> [Exercise requirements]: Copy the data that follows exactly. Include no pictures.

> [Raw records]:

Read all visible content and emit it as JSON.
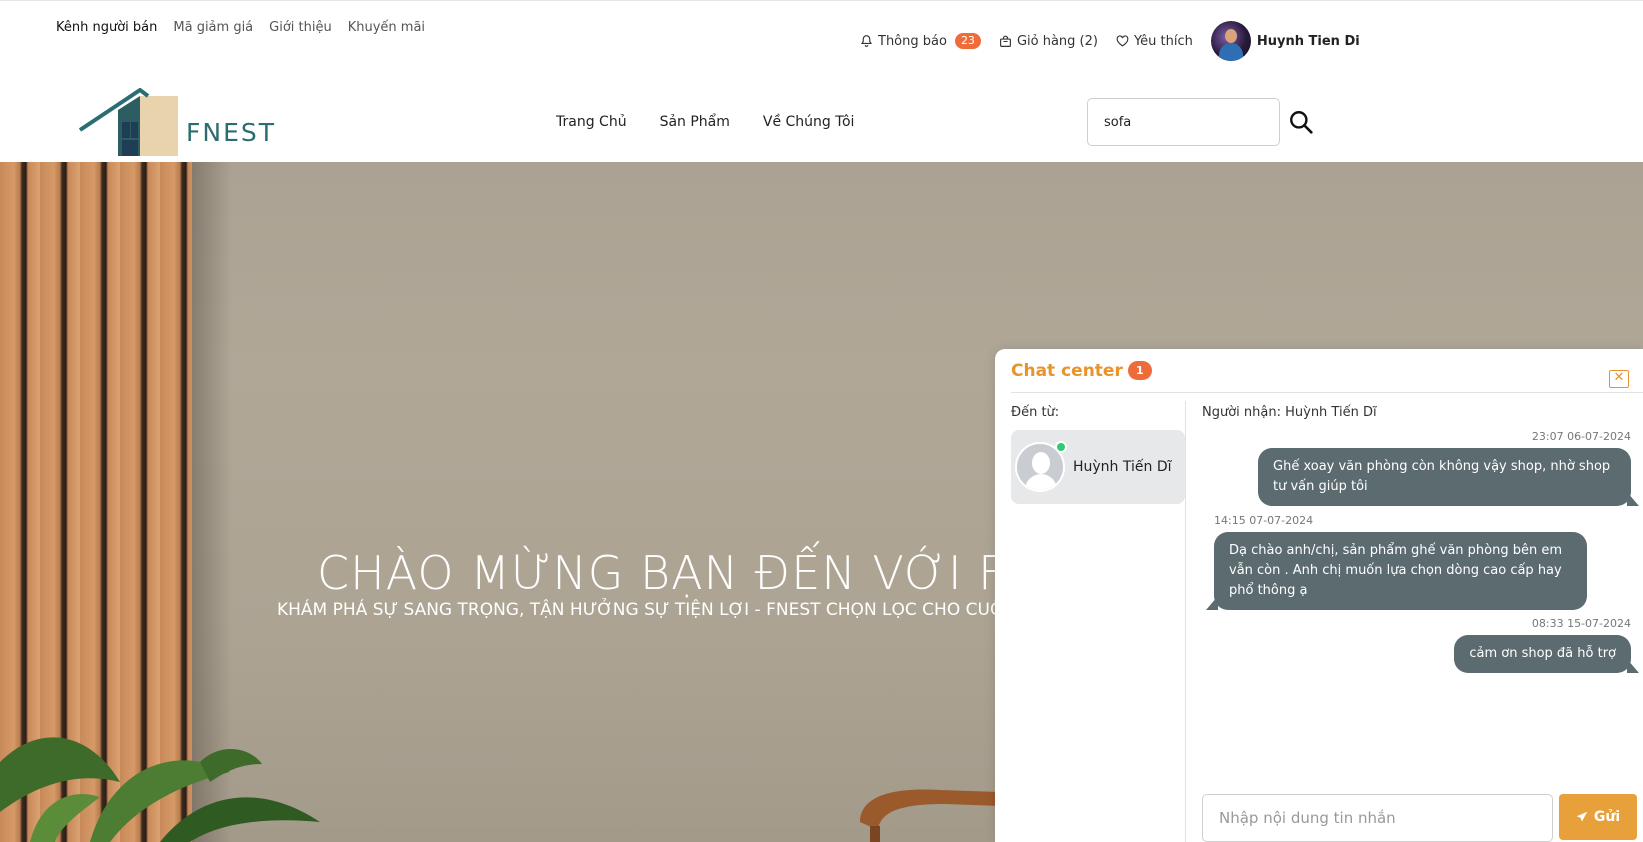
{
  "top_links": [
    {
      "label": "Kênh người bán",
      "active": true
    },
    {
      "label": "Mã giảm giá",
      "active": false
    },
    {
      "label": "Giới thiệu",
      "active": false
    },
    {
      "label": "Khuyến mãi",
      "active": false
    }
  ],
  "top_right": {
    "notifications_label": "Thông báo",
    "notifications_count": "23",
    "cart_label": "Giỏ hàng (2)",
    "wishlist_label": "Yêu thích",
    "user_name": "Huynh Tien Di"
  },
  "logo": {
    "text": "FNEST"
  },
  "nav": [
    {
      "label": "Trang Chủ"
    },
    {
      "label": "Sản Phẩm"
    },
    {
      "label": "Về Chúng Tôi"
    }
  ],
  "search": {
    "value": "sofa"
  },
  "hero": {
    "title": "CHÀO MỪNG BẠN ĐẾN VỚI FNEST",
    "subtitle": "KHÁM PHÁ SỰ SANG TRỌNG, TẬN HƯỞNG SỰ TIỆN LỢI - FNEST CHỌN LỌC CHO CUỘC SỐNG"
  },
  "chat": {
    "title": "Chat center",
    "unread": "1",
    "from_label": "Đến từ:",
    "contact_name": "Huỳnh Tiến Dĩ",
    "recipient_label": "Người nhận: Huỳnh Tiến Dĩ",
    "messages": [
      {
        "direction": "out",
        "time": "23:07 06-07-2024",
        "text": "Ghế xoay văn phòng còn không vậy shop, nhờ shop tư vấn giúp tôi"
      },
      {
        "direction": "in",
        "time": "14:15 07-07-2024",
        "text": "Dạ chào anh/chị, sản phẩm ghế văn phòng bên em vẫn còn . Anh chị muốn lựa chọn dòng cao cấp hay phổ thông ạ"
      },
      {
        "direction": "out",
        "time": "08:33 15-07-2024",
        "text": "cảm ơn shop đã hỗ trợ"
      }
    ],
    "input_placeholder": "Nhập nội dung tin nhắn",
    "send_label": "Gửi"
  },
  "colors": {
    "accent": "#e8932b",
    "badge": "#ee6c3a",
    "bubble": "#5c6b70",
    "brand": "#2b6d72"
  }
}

> [Result for this task]:
Read all visible content and emit it as JSON.
{
  "top_links": [
    {
      "label": "Kênh người bán",
      "active": true
    },
    {
      "label": "Mã giảm giá",
      "active": false
    },
    {
      "label": "Giới thiệu",
      "active": false
    },
    {
      "label": "Khuyến mãi",
      "active": false
    }
  ],
  "top_right": {
    "notifications_label": "Thông báo",
    "notifications_count": "23",
    "cart_label": "Giỏ hàng (2)",
    "wishlist_label": "Yêu thích",
    "user_name": "Huynh Tien Di"
  },
  "logo": {
    "text": "FNEST"
  },
  "nav": [
    {
      "label": "Trang Chủ"
    },
    {
      "label": "Sản Phẩm"
    },
    {
      "label": "Về Chúng Tôi"
    }
  ],
  "search": {
    "value": "sofa"
  },
  "hero": {
    "title": "CHÀO MỪNG BẠN ĐẾN VỚI FNEST",
    "subtitle": "KHÁM PHÁ SỰ SANG TRỌNG, TẬN HƯỞNG SỰ TIỆN LỢI - FNEST CHỌN LỌC CHO CUỘC SỐNG"
  },
  "chat": {
    "title": "Chat center",
    "unread": "1",
    "from_label": "Đến từ:",
    "contact_name": "Huỳnh Tiến Dĩ",
    "recipient_label": "Người nhận: Huỳnh Tiến Dĩ",
    "messages": [
      {
        "direction": "out",
        "time": "23:07 06-07-2024",
        "text": "Ghế xoay văn phòng còn không vậy shop, nhờ shop tư vấn giúp tôi"
      },
      {
        "direction": "in",
        "time": "14:15 07-07-2024",
        "text": "Dạ chào anh/chị, sản phẩm ghế văn phòng bên em vẫn còn . Anh chị muốn lựa chọn dòng cao cấp hay phổ thông ạ"
      },
      {
        "direction": "out",
        "time": "08:33 15-07-2024",
        "text": "cảm ơn shop đã hỗ trợ"
      }
    ],
    "input_placeholder": "Nhập nội dung tin nhắn",
    "send_label": "Gửi"
  },
  "colors": {
    "accent": "#e8932b",
    "badge": "#ee6c3a",
    "bubble": "#5c6b70",
    "brand": "#2b6d72"
  }
}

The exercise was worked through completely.